Your tasks -
• 1. In the CSAP introduction, what are the three product variants?
• 2. Write out part of the CSAP introduction word for word. Begin at the words "The following are" and stop after "based on topics.".
• 3. Why does the CSAP introduction say a platform for security analysts to collaborate has become essential?

Text excerpt -
====

Introduction
Organizations across the globe face an increasing number of cybersecurity threats involving multi-point attacks. These attacks are sophisticated, organized, and well-coordinated. But security teams do not have accurate data to analyze and respond to the threats. Therefore, it becomes essential to have a platform for security analysts to collaborate, coordinate, and share relevant contextual information, to effectively respond to threats.
Cyware Situational Awareness Platform (CSAP) is an automated threat alert aggregation and information-sharing platform that equips key security personnel with information to improve situational awareness and resilience. Analysts can aggregate custom threat intelligence feeds (including Cyware-provided feeds) with vulnerability and malware early advisories to provide actionable alerts to employees, vendors, customers, peers, and more.
CSAP also enables security teams to adopt a threat intel-driven approach to ensure members are aware of the latest cyber threats facing your organization. Analysts can enrich, anonymize, and share precise and relevant threat intelligence including indicators of compromise (IOCs), threat intelligence, and incident responses.
CSAP has three product variants:
Analyst Portal: Analyst Portal is an admin module mainly used by administrators and analysts. Analysts create and share information with members. Administrators set the application and user preferences for all users through Analyst Portal.
Member Portal: Member Portal is used by security teams, members, and member organizations for receiving strategic intelligence and alerts. It works, along with the Analyst Portal, to enhance communication and strategic intelligence sharing as integral parts among employees and member organizations belonging to your organization’s network.
Cyware Enterprise mobile app: Mobile app is a mobile version of the Member Portal accessible on devices such as smartphones or tablets. The Cyware Enterprise mobile app is downloaded, and installed from app stores.
Benefits
The main benefits of the CSAP Member Portal are:
Receive expertly curated cybersecurity alerts from the Analyst Portal to stay informed about the happenings in the cyber world.
Collaborate with members, create groups for discussion, and start discussions based on topics with the Messenger. Members can also leave their suggestions and view responses from discussions.
Share verified threat intel with other members, which helps understand the risks of the most common and severe external threats. Threat intel submissions are first reviewed and verified by analysts for accuracy before publishing as alerts.
Stay up to date with the cyber landscape with Feeds, and as your cyber awareness improves, spot suspicious cyber incidents and report them to the security team.
Create and answer surveys published by analysts. Additionally, members can also submit requests for surveys on specific topics to the CSAP survey analyst. It can be published and distributed to all the CSAP members after review.
Use a dedicated Knowledge Base that allows you to store and share extensive documents, and materials such as policies, guidelines, handbooks, and standard operating procedures.
Key Features
CSAP Member Portal is used widely by members to collaborate, receive, and share security information. Member Portal is a web-based application that members can use from desktop or laptop computers.
The following are some of the key features of the Member Portal:
Alerts: Receive real-time situational alerts about the latest incidents, breaches, malware, vulnerabilities, and threat methods to members over the web, email, and mobile platforms. Respond to alerts and have alert-based discussions with other members.
Messenger: Collaborate with members using a secure and dedicated messenger. Create groups for discussion, and start discussions based on topics.
Feeds: Stay up to date with the threat landscape with the Feeds. Feeds bring additional security feed sources eliminating the need for managing different URLs and feed sources outside of CSAP. You can bookmark, export and archive articles of your choice.

====

Document layout analysis data:
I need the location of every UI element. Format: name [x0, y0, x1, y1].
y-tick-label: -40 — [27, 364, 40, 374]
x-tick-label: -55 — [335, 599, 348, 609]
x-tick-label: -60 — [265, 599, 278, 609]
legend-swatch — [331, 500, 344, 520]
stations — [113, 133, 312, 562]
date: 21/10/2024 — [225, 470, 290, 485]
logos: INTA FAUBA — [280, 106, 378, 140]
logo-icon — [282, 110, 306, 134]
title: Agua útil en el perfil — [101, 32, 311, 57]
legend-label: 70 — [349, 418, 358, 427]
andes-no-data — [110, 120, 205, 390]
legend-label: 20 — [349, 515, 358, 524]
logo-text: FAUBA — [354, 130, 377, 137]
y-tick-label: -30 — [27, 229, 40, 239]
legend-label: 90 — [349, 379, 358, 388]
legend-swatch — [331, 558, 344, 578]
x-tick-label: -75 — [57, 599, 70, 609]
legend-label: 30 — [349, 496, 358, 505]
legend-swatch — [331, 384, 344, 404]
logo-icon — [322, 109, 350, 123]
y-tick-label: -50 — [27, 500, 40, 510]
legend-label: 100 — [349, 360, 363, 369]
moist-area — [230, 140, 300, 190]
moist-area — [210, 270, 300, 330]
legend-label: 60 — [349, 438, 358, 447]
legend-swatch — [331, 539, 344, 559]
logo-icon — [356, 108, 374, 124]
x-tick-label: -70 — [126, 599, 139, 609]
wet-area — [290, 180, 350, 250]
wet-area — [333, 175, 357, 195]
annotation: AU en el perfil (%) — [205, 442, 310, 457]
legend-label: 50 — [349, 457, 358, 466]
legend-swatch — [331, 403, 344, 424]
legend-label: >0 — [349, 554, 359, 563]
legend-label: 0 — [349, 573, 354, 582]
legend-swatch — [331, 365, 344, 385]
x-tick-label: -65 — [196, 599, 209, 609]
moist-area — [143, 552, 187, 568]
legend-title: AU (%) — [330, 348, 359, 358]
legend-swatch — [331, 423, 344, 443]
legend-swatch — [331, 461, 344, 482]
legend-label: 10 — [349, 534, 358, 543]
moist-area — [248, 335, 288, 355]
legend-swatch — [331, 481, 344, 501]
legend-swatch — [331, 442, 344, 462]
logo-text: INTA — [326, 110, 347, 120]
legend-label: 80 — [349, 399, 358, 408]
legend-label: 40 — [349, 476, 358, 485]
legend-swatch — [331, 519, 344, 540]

====

Replies -
• 1. Analyst Portal, Member Portal, and the Cyware Enterprise mobile app.

• 2.
The following are some of the key features of the Member Portal:
Alerts: Receive real-time situational alerts about the latest incidents, breaches, malware, vulnerabilities, and threat methods to members over the web, email, and mobile platforms. Respond to alerts and have alert-based discussions with other members.
Messenger: Collaborate with members using a secure and dedicated messenger. Create groups for discussion, and start discussions based on topics.

• 3. Organizations face more and more multi-point attacks that are sophisticated, organized, and well-coordinated, but security teams lack accurate data to analyze and respond to them. A platform where analysts can collaborate, coordinate, and share relevant contextual information lets them respond to threats effectively.